Description of the task:
Transcribe every line, keeping it exact.

======== Data in this exercise

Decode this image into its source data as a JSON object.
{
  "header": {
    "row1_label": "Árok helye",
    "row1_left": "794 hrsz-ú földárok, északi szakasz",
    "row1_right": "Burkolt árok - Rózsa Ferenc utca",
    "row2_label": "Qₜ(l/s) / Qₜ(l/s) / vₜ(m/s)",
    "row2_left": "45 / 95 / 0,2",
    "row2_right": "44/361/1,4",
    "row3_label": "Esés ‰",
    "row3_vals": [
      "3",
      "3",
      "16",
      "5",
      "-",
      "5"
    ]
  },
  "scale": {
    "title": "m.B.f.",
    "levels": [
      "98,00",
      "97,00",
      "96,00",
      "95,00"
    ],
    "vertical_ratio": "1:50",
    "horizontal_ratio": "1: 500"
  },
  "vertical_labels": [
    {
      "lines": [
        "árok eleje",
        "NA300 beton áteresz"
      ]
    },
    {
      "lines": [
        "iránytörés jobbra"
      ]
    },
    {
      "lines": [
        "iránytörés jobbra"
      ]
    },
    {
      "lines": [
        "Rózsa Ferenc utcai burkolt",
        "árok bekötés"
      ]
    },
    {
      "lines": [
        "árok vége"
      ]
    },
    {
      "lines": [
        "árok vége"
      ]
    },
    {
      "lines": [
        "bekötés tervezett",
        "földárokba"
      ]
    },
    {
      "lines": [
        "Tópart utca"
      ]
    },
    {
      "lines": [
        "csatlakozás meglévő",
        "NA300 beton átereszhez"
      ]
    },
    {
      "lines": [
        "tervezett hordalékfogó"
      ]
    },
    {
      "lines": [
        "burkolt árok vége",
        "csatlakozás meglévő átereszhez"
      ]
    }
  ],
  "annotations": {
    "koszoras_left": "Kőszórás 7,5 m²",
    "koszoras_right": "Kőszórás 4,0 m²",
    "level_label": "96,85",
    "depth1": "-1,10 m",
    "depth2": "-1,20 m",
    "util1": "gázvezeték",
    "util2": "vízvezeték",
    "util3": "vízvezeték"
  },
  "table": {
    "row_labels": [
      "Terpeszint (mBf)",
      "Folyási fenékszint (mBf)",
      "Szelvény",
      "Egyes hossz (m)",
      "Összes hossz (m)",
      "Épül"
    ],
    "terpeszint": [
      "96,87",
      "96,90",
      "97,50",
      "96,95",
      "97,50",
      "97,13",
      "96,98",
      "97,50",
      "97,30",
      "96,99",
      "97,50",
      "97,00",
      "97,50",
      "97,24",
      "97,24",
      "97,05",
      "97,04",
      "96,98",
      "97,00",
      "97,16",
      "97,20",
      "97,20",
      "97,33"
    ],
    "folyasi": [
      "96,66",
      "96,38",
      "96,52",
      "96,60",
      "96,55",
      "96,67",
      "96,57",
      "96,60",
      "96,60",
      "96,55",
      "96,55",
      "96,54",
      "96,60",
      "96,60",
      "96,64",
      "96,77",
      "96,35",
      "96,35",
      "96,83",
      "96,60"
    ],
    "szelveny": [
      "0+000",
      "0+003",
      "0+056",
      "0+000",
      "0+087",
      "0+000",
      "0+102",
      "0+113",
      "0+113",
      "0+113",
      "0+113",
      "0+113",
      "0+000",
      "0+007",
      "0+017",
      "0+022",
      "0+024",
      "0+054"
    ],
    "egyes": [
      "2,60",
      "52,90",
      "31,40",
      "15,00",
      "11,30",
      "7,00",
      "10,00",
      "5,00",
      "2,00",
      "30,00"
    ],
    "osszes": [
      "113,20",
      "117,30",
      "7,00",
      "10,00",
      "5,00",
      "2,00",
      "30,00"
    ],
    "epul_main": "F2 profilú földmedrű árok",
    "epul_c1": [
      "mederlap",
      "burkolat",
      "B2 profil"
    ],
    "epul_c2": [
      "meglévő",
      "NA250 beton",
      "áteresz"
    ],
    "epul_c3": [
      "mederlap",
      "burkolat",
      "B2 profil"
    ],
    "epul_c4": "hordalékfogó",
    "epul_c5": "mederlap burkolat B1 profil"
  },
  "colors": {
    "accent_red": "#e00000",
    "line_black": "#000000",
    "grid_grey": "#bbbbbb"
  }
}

================

Response for this exercise:
Decode this image into its source data as a JSON object.
{
  "header": {
    "row1_label": "Árok helye",
    "row1_left": "794 hrsz-ú földárok, északi szakasz",
    "row1_right": "Burkolt árok - Rózsa Ferenc utca",
    "row2_label": "Qₜ(l/s) / Qₜ(l/s) / vₜ(m/s)",
    "row2_left": "45 / 95 / 0,2",
    "row2_right": "44/361/1,4",
    "row3_label": "Esés ‰",
    "row3_vals": [
      "3",
      "3",
      "16",
      "5",
      "-",
      "5"
    ]
  },
  "scale": {
    "title": "m.B.f.",
    "levels": [
      "98,00",
      "97,00",
      "96,00",
      "95,00"
    ],
    "vertical_ratio": "1:50",
    "horizontal_ratio": "1: 500"
  },
  "vertical_labels": [
    {
      "lines": [
        "árok eleje",
        "NA300 beton áteresz"
      ]
    },
    {
      "lines": [
        "iránytörés jobbra"
      ]
    },
    {
      "lines": [
        "iránytörés jobbra"
      ]
    },
    {
      "lines": [
        "Rózsa Ferenc utcai burkolt",
        "árok bekötés"
      ]
    },
    {
      "lines": [
        "árok vége"
      ]
    },
    {
      "lines": [
        "árok vége"
      ]
    },
    {
      "lines": [
        "bekötés tervezett",
        "földárokba"
      ]
    },
    {
      "lines": [
        "Tópart utca"
      ]
    },
    {
      "lines": [
        "csatlakozás meglévő",
        "NA300 beton átereszhez"
      ]
    },
    {
      "lines": [
        "tervezett hordalékfogó"
      ]
    },
    {
      "lines": [
        "burkolt árok vége",
        "csatlakozás meglévő átereszhez"
      ]
    }
  ],
  "annotations": {
    "koszoras_left": "Kőszórás 7,5 m²",
    "koszoras_right": "Kőszórás 4,0 m²",
    "level_label": "96,85",
    "depth1": "-1,10 m",
    "depth2": "-1,20 m",
    "util1": "gázvezeték",
    "util2": "vízvezeték",
    "util3": "vízvezeték"
  },
  "table": {
    "row_labels": [
      "Terpeszint (mBf)",
      "Folyási fenékszint (mBf)",
      "Szelvény",
      "Egyes hossz (m)",
      "Összes hossz (m)",
      "Épül"
    ],
    "terpeszint": [
      "96,87",
      "96,90",
      "97,50",
      "96,95",
      "97,50",
      "97,13",
      "96,98",
      "97,50",
      "97,30",
      "96,99",
      "97,50",
      "97,00",
      "97,50",
      "97,24",
      "97,24",
      "97,05",
      "97,04",
      "96,98",
      "97,00",
      "97,16",
      "97,20",
      "97,20",
      "97,33"
    ],
    "folyasi": [
      "96,66",
      "96,38",
      "96,52",
      "96,60",
      "96,55",
      "96,67",
      "96,57",
      "96,60",
      "96,60",
      "96,55",
      "96,55",
      "96,54",
      "96,60",
      "96,60",
      "96,64",
      "96,77",
      "96,35",
      "96,35",
      "96,83",
      "96,60"
    ],
    "szelveny": [
      "0+000",
      "0+003",
      "0+056",
      "0+000",
      "0+087",
      "0+000",
      "0+102",
      "0+113",
      "0+113",
      "0+113",
      "0+113",
      "0+113",
      "0+000",
      "0+007",
      "0+017",
      "0+022",
      "0+024",
      "0+054"
    ],
    "egyes": [
      "2,60",
      "52,90",
      "31,40",
      "15,00",
      "11,30",
      "7,00",
      "10,00",
      "5,00",
      "2,00",
      "30,00"
    ],
    "osszes": [
      "113,20",
      "117,30",
      "7,00",
      "10,00",
      "5,00",
      "2,00",
      "30,00"
    ],
    "epul_main": "F2 profilú földmedrű árok",
    "epul_c1": [
      "mederlap",
      "burkolat",
      "B2 profil"
    ],
    "epul_c2": [
      "meglévő",
      "NA250 beton",
      "áteresz"
    ],
    "epul_c3": [
      "mederlap",
      "burkolat",
      "B2 profil"
    ],
    "epul_c4": "hordalékfogó",
    "epul_c5": "mederlap burkolat B1 profil"
  },
  "colors": {
    "accent_red": "#e00000",
    "line_black": "#000000",
    "grid_grey": "#bbbbbb"
  }
}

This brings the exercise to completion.